[Dataset rows]:
○ ○ ○ ○

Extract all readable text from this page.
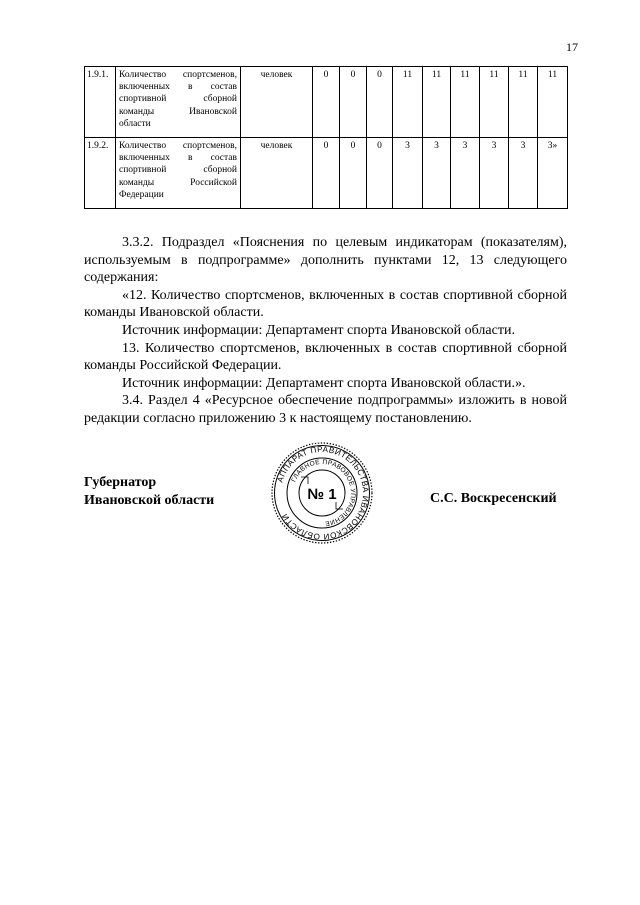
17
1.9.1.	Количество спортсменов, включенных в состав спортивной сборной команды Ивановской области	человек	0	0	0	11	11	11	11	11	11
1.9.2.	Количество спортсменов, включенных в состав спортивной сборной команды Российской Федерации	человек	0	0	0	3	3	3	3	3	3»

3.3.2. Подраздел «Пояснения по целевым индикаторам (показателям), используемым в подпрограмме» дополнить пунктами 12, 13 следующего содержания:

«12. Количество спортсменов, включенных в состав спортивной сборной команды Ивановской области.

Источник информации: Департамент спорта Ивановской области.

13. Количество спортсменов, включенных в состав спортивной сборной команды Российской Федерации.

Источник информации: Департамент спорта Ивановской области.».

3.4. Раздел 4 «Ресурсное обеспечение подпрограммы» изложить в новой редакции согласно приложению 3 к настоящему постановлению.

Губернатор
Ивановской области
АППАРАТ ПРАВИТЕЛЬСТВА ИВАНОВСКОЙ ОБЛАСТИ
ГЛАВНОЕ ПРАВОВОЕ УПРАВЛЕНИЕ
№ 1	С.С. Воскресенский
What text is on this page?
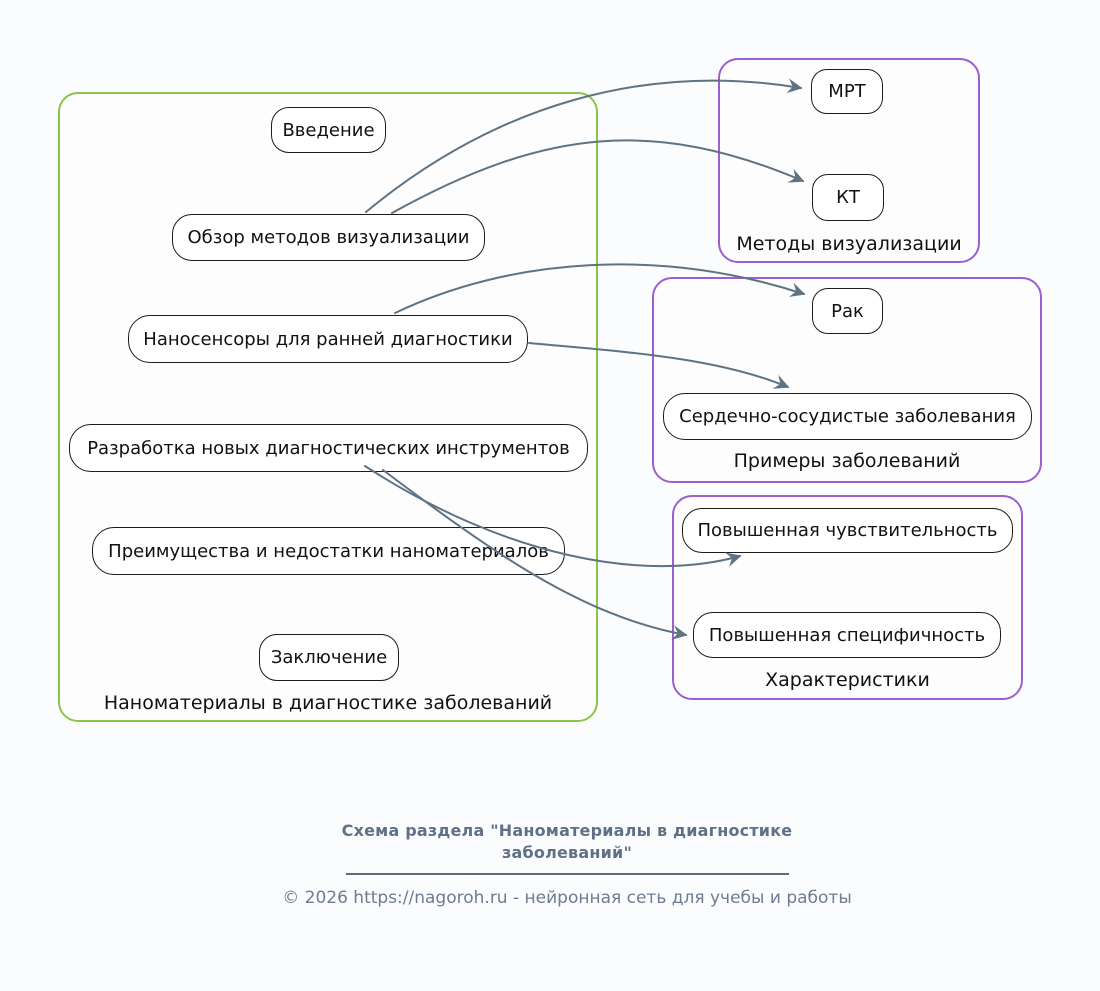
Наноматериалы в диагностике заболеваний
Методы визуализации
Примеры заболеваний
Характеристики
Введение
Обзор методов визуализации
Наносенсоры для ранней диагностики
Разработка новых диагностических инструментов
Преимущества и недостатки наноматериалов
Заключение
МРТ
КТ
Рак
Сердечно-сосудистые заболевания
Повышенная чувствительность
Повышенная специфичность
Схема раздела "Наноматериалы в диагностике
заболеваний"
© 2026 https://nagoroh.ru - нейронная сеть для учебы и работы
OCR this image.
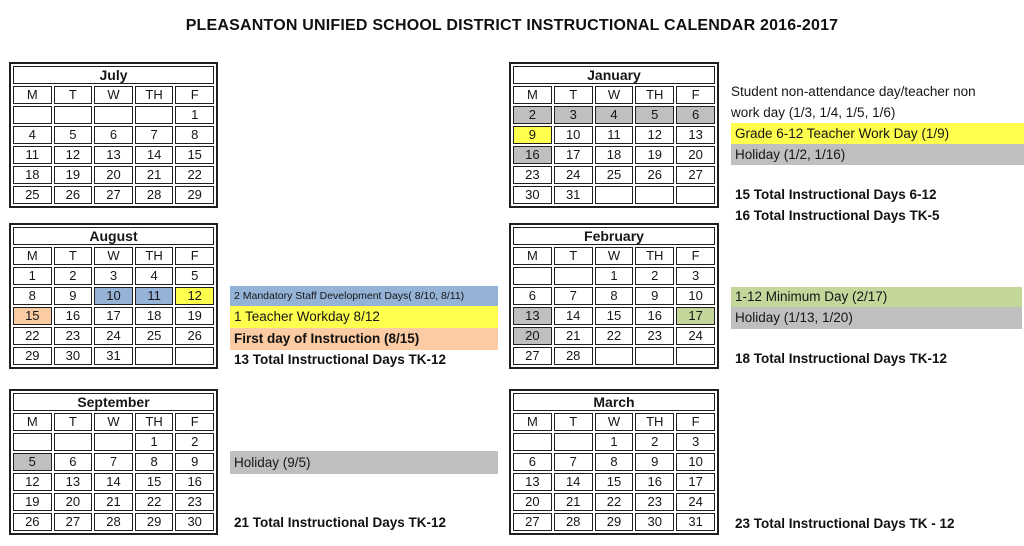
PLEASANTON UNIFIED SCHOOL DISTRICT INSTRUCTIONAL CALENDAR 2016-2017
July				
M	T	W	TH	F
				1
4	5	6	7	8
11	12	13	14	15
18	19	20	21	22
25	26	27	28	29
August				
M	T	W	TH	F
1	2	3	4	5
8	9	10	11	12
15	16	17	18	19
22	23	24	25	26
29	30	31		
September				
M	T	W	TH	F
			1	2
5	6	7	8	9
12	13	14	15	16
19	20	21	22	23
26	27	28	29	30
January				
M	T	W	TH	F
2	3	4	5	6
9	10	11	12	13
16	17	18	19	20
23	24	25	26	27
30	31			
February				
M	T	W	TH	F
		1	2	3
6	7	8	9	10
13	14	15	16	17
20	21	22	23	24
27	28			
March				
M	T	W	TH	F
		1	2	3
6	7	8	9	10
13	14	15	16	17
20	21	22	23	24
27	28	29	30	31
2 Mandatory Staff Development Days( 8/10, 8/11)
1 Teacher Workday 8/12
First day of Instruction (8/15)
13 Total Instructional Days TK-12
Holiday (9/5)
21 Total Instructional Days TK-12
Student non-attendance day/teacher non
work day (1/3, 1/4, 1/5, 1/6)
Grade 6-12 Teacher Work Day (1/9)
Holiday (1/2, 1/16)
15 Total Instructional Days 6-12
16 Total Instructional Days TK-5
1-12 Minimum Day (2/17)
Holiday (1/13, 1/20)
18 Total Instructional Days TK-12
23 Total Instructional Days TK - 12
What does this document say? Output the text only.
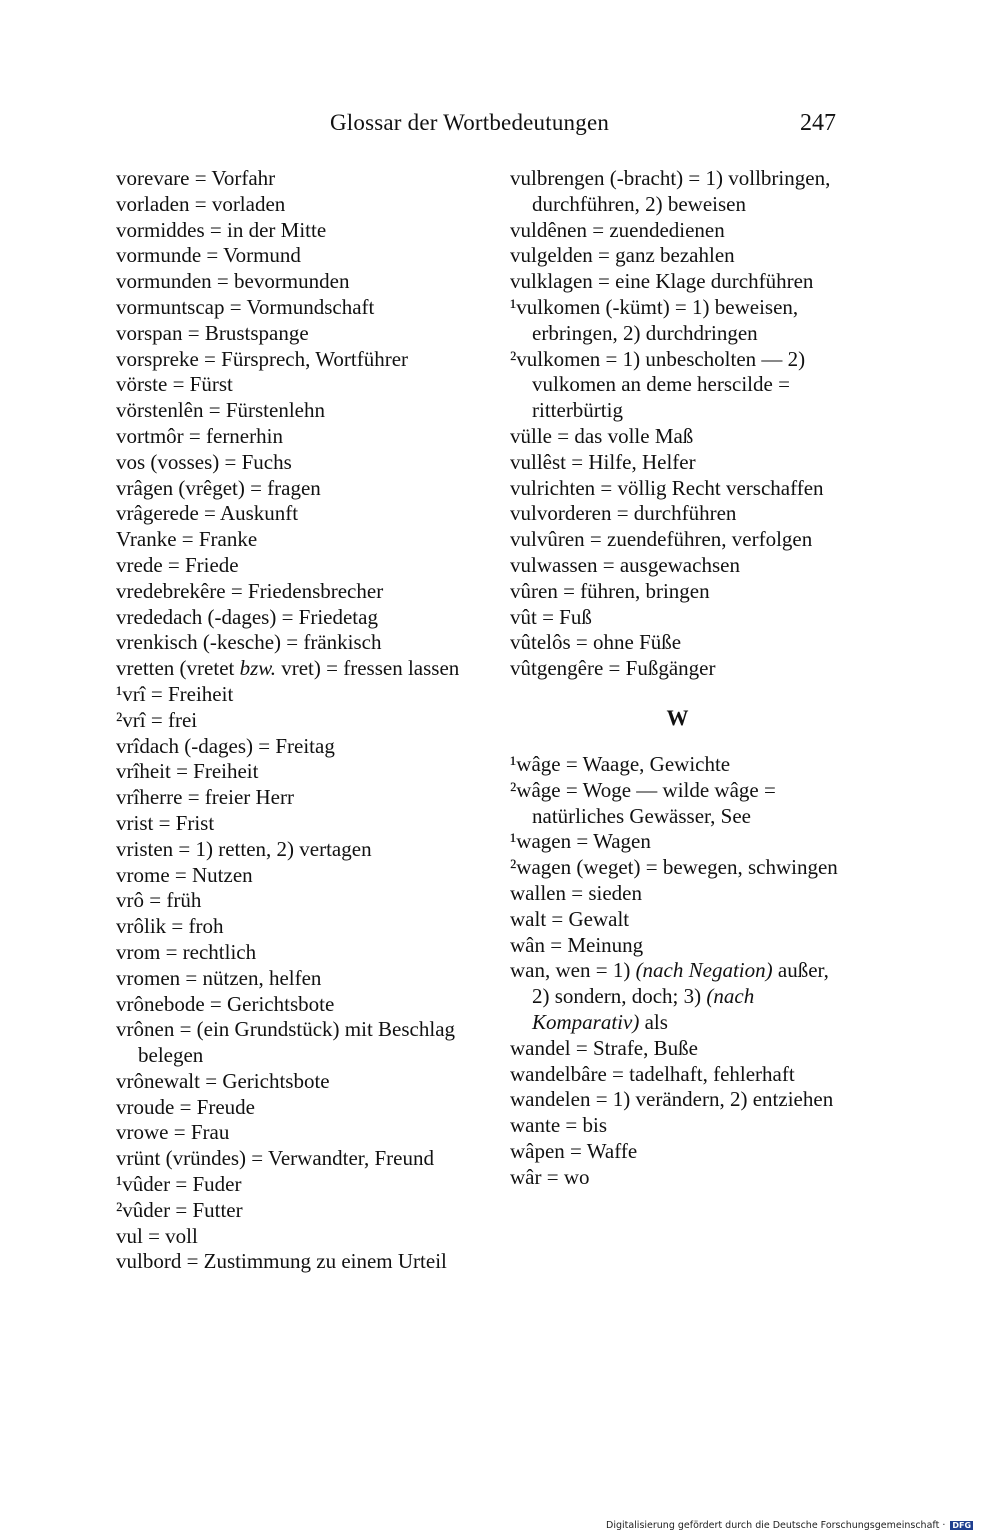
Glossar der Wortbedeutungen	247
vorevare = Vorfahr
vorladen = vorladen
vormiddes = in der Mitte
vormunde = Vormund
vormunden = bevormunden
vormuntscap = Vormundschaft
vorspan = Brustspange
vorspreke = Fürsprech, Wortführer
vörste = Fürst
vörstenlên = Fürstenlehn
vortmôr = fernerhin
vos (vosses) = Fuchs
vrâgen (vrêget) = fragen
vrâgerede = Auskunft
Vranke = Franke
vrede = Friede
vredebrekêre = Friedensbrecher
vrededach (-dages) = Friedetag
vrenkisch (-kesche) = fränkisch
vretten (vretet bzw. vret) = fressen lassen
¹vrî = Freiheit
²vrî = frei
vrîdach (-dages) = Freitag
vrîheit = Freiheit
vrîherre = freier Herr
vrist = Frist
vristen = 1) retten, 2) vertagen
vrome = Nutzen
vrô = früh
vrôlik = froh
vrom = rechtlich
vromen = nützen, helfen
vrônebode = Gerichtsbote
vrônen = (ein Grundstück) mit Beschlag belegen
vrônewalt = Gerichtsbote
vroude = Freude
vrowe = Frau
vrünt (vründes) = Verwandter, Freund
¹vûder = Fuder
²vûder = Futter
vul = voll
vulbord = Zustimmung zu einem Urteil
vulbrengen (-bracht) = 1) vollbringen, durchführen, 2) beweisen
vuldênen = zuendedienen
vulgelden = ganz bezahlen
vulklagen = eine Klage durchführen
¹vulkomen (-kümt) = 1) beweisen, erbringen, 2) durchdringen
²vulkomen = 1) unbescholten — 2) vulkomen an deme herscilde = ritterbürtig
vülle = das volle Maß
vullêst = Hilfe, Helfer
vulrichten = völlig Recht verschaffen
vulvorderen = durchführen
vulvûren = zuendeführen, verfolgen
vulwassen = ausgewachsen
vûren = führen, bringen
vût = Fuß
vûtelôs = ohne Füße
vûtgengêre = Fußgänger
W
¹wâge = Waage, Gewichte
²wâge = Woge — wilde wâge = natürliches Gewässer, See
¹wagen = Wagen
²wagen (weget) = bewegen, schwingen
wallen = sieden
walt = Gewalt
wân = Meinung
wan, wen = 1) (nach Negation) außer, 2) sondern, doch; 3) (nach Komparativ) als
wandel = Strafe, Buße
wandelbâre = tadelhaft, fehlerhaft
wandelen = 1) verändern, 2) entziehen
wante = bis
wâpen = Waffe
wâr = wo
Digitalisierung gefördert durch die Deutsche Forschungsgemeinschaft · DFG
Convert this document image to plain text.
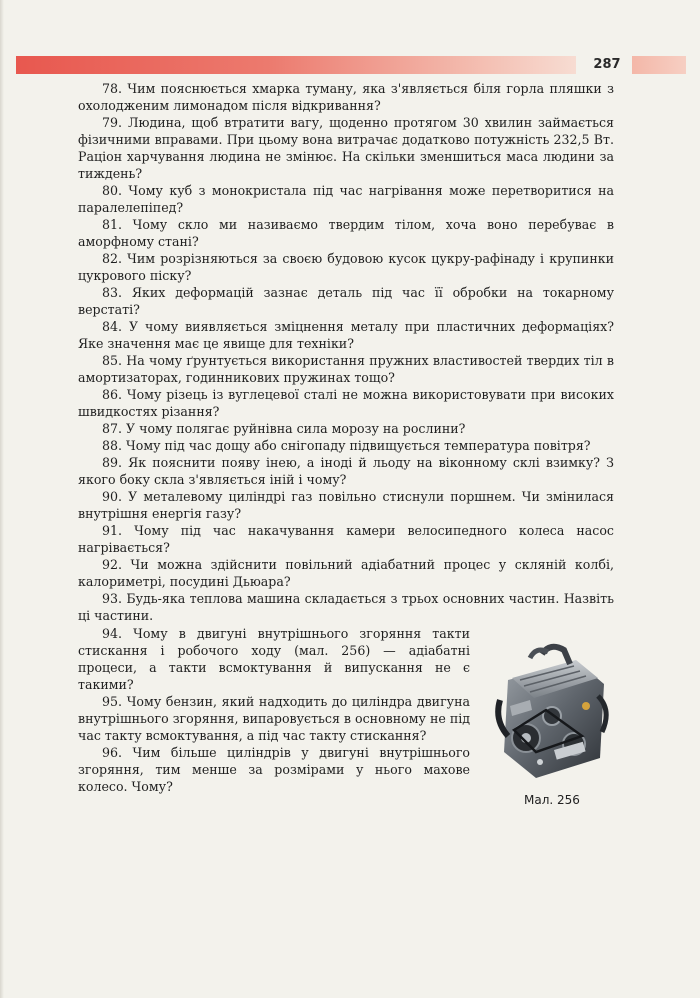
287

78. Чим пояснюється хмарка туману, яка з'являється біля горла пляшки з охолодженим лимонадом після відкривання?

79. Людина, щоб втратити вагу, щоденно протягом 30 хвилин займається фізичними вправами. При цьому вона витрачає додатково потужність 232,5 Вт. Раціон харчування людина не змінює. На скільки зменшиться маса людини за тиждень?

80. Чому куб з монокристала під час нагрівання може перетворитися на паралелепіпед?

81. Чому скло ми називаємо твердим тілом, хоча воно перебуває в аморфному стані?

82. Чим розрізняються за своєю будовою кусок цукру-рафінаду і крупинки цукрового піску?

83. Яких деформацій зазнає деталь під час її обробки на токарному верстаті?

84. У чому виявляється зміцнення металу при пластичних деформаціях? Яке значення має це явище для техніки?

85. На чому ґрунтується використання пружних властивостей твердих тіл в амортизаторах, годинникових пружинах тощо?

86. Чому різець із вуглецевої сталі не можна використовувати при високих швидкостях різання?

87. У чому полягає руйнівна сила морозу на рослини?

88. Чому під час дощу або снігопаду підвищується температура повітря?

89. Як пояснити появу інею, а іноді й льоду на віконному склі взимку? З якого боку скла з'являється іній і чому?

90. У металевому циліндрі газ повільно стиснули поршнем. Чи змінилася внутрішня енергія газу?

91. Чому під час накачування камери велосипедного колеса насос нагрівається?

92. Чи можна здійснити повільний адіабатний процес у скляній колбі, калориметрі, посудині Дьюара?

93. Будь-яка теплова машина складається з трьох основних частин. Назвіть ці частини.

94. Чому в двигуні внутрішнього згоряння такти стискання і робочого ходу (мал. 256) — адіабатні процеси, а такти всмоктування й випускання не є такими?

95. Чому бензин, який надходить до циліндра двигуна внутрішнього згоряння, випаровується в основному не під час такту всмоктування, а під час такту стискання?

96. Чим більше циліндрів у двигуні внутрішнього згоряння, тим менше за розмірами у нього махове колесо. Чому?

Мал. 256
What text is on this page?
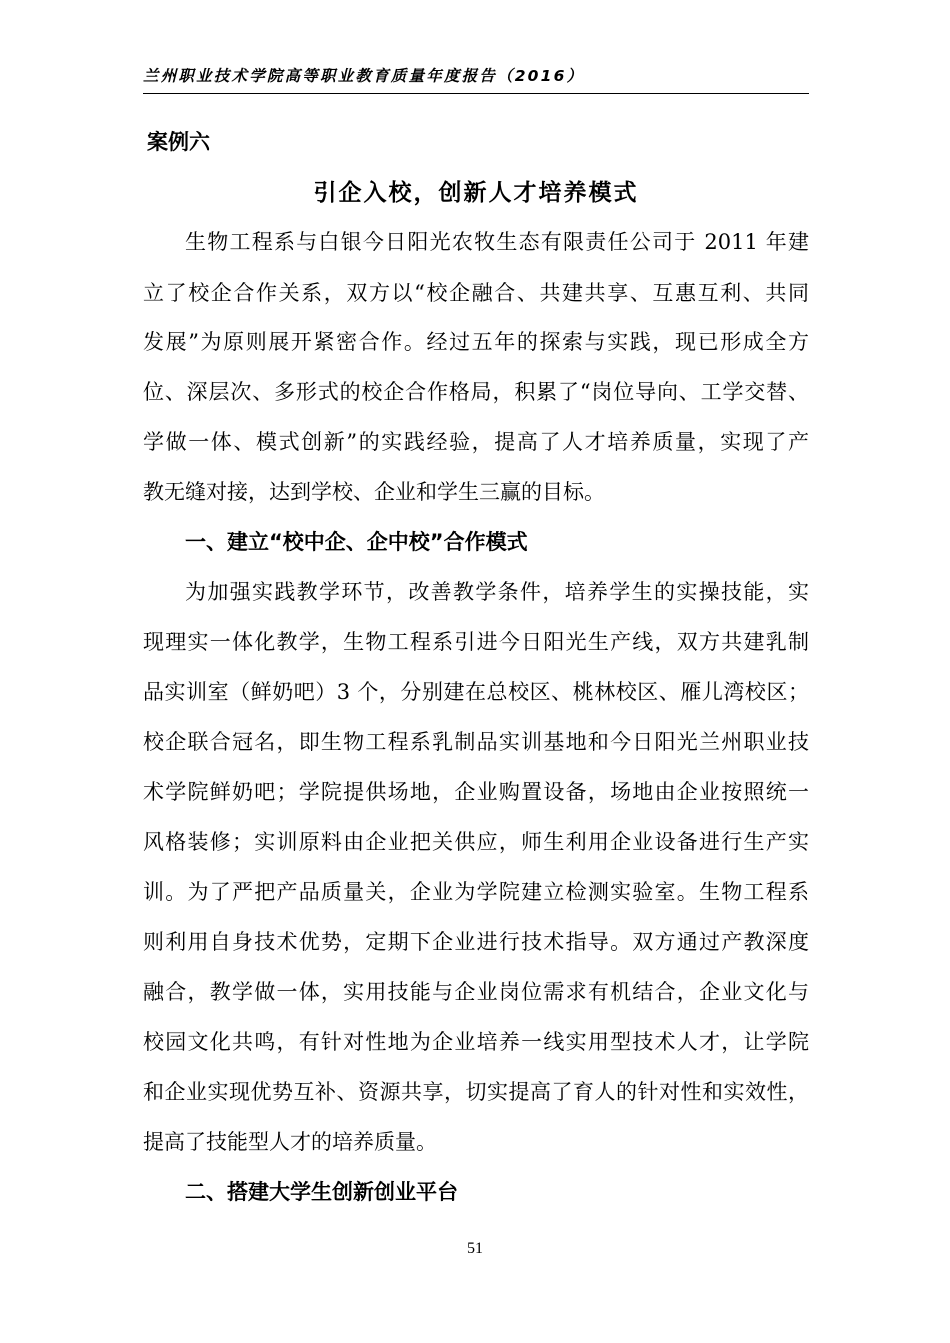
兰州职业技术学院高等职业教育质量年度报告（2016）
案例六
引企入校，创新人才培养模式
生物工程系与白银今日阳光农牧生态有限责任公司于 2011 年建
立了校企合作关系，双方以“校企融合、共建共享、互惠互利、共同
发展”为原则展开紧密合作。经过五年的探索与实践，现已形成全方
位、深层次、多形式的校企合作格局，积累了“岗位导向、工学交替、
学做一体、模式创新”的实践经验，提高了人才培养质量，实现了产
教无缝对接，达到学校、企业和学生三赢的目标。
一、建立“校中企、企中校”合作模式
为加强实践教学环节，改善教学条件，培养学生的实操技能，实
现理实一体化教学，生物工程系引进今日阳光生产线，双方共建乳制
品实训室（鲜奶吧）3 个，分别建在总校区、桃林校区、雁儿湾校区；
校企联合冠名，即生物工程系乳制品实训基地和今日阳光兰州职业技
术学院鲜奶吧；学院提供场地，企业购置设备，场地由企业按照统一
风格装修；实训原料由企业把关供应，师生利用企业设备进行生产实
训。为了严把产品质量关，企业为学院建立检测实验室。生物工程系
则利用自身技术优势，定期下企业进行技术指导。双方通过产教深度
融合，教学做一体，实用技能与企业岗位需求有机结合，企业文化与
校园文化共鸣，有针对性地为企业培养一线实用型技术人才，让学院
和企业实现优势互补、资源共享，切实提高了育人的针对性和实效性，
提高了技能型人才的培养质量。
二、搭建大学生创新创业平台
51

○ ○ ○ ○

[Goal]: Display every line of the listing that contains the string "durchführen".

[Result]:
vulbrengen (-bracht) = 1) vollbringen, durchführen, 2) beweisen
vulklagen = eine Klage durchführen
vulvorderen = durchführen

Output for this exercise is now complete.